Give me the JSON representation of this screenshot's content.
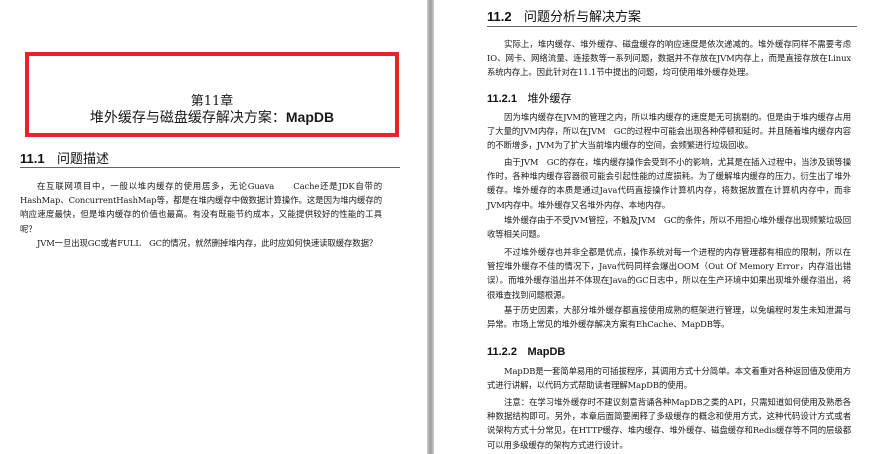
{
  "left_page": {
    "chapter_number": "第11章",
    "chapter_title_prefix": "堆外缓存与磁盘缓存解决方案：",
    "chapter_title_bold": "MapDB",
    "section": {
      "number": "11.1",
      "title": "问题描述"
    },
    "paragraphs": [
      "在互联网项目中，一般以堆内缓存的使用居多，无论Guava　　Cache还是JDK自带的HashMap、ConcurrentHashMap等，都是在堆内缓存中做数据计算操作。这是因为堆内缓存的响应速度最快，但是堆内缓存的价值也最高。有没有既能节约成本，又能提供较好的性能的工具呢？",
      "JVM一旦出现GC或者FULL　GC的情况，就然删掉堆内存，此时应如何快速读取缓存数据？"
    ]
  },
  "right_page": {
    "section": {
      "number": "11.2",
      "title": "问题分析与解决方案"
    },
    "intro": "实际上，堆内缓存、堆外缓存、磁盘缓存的响应速度是依次递减的。堆外缓存同样不需要考虑IO、网卡、网络流量、连接数等一系列问题，数据并不存放在JVM内存上，而是直接存放在Linux系统内存上。因此针对在11.1节中提出的问题，均可使用堆外缓存处理。",
    "sub1": {
      "number": "11.2.1",
      "title": "堆外缓存"
    },
    "sub1_paragraphs": [
      "因为堆内缓存在JVM的管理之内，所以堆内缓存的速度是无可挑剔的。但是由于堆内缓存占用了大量的JVM内存，所以在JVM　GC的过程中可能会出现各种停顿和延时。并且随着堆内缓存内容的不断增多，JVM为了扩大当前堆内缓存的空间，会频繁进行垃圾回收。",
      "由于JVM　GC的存在，堆内缓存操作会受到不小的影响，尤其是在插入过程中，当涉及锁等操作时，各种堆内缓存容器很可能会引起性能的过度损耗。为了缓解堆内缓存的压力，衍生出了堆外缓存。堆外缓存的本质是通过Java代码直接操作计算机内存，将数据放置在计算机内存中，而非JVM内存中。堆外缓存又名堆外内存、本地内存。",
      "堆外缓存由于不受JVM管控，不触及JVM　GC的条件，所以不用担心堆外缓存出现频繁垃圾回收等相关问题。",
      "不过堆外缓存也并非全都是优点，操作系统对每一个进程的内存管理都有相应的限制，所以在管控堆外缓存不佳的情况下，Java代码同样会爆出OOM（Out Of Memory Error，内存溢出错误）。而堆外缓存溢出并不体现在Java的GC日志中，所以在生产环境中如果出现堆外缓存溢出，将很难查找到问题根源。",
      "基于历史因素，大部分堆外缓存都直接使用成熟的框架进行管理，以免编程时发生未知泄漏与异常。市场上常见的堆外缓存解决方案有EhCache、MapDB等。"
    ],
    "sub2": {
      "number": "11.2.2",
      "title": "MapDB"
    },
    "sub2_paragraphs": [
      "MapDB是一套简单易用的可插拔程序，其调用方式十分简单。本文着重对各种返回值及使用方式进行讲解，以代码方式帮助读者理解MapDB的使用。",
      "注意：在学习堆外缓存时不建议刻意背诵各种MapDB之类的API，只需知道如何使用及熟悉各种数据结构即可。另外，本章后面简要阐释了多级缓存的概念和使用方式，这种代码设计方式或者说架构方式十分常见，在HTTP缓存、堆内缓存、堆外缓存、磁盘缓存和Redis缓存等不同的层级都可以用多级缓存的架构方式进行设计。"
    ]
  },
  "colors": {
    "highlight_border": "#e8232a",
    "page_background": "#ffffff",
    "viewer_background": "#a9a9a9"
  }
}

━━━

◆ Stated problem
Repeat the full listing above exactly, with no pictures in the copy.

◆ Reply
Give me the JSON representation of this screenshot's content.
{
  "left_page": {
    "chapter_number": "第11章",
    "chapter_title_prefix": "堆外缓存与磁盘缓存解决方案：",
    "chapter_title_bold": "MapDB",
    "section": {
      "number": "11.1",
      "title": "问题描述"
    },
    "paragraphs": [
      "在互联网项目中，一般以堆内缓存的使用居多，无论Guava　　Cache还是JDK自带的HashMap、ConcurrentHashMap等，都是在堆内缓存中做数据计算操作。这是因为堆内缓存的响应速度最快，但是堆内缓存的价值也最高。有没有既能节约成本，又能提供较好的性能的工具呢？",
      "JVM一旦出现GC或者FULL　GC的情况，就然删掉堆内存，此时应如何快速读取缓存数据？"
    ]
  },
  "right_page": {
    "section": {
      "number": "11.2",
      "title": "问题分析与解决方案"
    },
    "intro": "实际上，堆内缓存、堆外缓存、磁盘缓存的响应速度是依次递减的。堆外缓存同样不需要考虑IO、网卡、网络流量、连接数等一系列问题，数据并不存放在JVM内存上，而是直接存放在Linux系统内存上。因此针对在11.1节中提出的问题，均可使用堆外缓存处理。",
    "sub1": {
      "number": "11.2.1",
      "title": "堆外缓存"
    },
    "sub1_paragraphs": [
      "因为堆内缓存在JVM的管理之内，所以堆内缓存的速度是无可挑剔的。但是由于堆内缓存占用了大量的JVM内存，所以在JVM　GC的过程中可能会出现各种停顿和延时。并且随着堆内缓存内容的不断增多，JVM为了扩大当前堆内缓存的空间，会频繁进行垃圾回收。",
      "由于JVM　GC的存在，堆内缓存操作会受到不小的影响，尤其是在插入过程中，当涉及锁等操作时，各种堆内缓存容器很可能会引起性能的过度损耗。为了缓解堆内缓存的压力，衍生出了堆外缓存。堆外缓存的本质是通过Java代码直接操作计算机内存，将数据放置在计算机内存中，而非JVM内存中。堆外缓存又名堆外内存、本地内存。",
      "堆外缓存由于不受JVM管控，不触及JVM　GC的条件，所以不用担心堆外缓存出现频繁垃圾回收等相关问题。",
      "不过堆外缓存也并非全都是优点，操作系统对每一个进程的内存管理都有相应的限制，所以在管控堆外缓存不佳的情况下，Java代码同样会爆出OOM（Out Of Memory Error，内存溢出错误）。而堆外缓存溢出并不体现在Java的GC日志中，所以在生产环境中如果出现堆外缓存溢出，将很难查找到问题根源。",
      "基于历史因素，大部分堆外缓存都直接使用成熟的框架进行管理，以免编程时发生未知泄漏与异常。市场上常见的堆外缓存解决方案有EhCache、MapDB等。"
    ],
    "sub2": {
      "number": "11.2.2",
      "title": "MapDB"
    },
    "sub2_paragraphs": [
      "MapDB是一套简单易用的可插拔程序，其调用方式十分简单。本文着重对各种返回值及使用方式进行讲解，以代码方式帮助读者理解MapDB的使用。",
      "注意：在学习堆外缓存时不建议刻意背诵各种MapDB之类的API，只需知道如何使用及熟悉各种数据结构即可。另外，本章后面简要阐释了多级缓存的概念和使用方式，这种代码设计方式或者说架构方式十分常见，在HTTP缓存、堆内缓存、堆外缓存、磁盘缓存和Redis缓存等不同的层级都可以用多级缓存的架构方式进行设计。"
    ]
  },
  "colors": {
    "highlight_border": "#e8232a",
    "page_background": "#ffffff",
    "viewer_background": "#a9a9a9"
  }
}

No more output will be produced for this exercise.